(Saved entries)

begin

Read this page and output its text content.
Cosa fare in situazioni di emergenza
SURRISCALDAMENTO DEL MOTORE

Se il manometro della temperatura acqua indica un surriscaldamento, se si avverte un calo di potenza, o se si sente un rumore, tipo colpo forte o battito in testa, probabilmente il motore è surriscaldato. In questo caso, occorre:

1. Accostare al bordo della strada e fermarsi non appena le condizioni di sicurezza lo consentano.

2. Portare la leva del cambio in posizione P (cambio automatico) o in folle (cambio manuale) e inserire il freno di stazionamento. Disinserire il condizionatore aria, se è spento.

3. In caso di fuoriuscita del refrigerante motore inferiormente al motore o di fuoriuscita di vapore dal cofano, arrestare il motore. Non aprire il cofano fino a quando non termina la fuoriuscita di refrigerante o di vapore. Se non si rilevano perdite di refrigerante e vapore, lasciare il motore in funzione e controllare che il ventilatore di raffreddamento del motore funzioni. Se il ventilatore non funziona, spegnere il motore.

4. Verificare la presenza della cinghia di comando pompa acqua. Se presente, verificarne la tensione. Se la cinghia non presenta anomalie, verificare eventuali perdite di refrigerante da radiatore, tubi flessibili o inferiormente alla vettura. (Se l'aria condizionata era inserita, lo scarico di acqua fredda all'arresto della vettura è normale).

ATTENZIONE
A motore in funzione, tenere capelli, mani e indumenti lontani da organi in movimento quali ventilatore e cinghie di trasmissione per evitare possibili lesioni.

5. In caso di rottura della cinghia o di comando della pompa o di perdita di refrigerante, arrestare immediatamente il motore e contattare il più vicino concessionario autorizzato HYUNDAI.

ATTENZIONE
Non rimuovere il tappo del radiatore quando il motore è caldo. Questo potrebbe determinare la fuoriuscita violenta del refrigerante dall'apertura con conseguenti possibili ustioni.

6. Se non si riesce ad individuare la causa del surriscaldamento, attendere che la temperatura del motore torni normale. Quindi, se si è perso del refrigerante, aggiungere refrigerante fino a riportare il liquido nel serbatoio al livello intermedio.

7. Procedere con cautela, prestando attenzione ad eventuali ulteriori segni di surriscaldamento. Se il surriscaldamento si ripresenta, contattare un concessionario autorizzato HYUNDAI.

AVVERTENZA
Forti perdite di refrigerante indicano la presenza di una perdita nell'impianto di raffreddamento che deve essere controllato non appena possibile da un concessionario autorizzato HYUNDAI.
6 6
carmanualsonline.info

end

▸ **Task statement**
Gather each line that holds "fuoriuscita".

▸ **Problem solution**
3. In caso di fuoriuscita del refrigerante motore inferiormente al motore o di fuoriuscita di vapore dal cofano, arrestare il motore. Non aprire il cofano fino a quando non termina la fuoriuscita di refrigerante o di vapore. Se non si rilevano perdite di refrigerante e vapore, lasciare il motore in funzione e controllare che il ventilatore di raffreddamento del motore funzioni. Se il ventilatore non funziona, spegnere il motore.
Non rimuovere il tappo del radiatore quando il motore è caldo. Questo potrebbe determinare la fuoriuscita violenta del refrigerante dall'apertura con conseguenti possibili ustioni.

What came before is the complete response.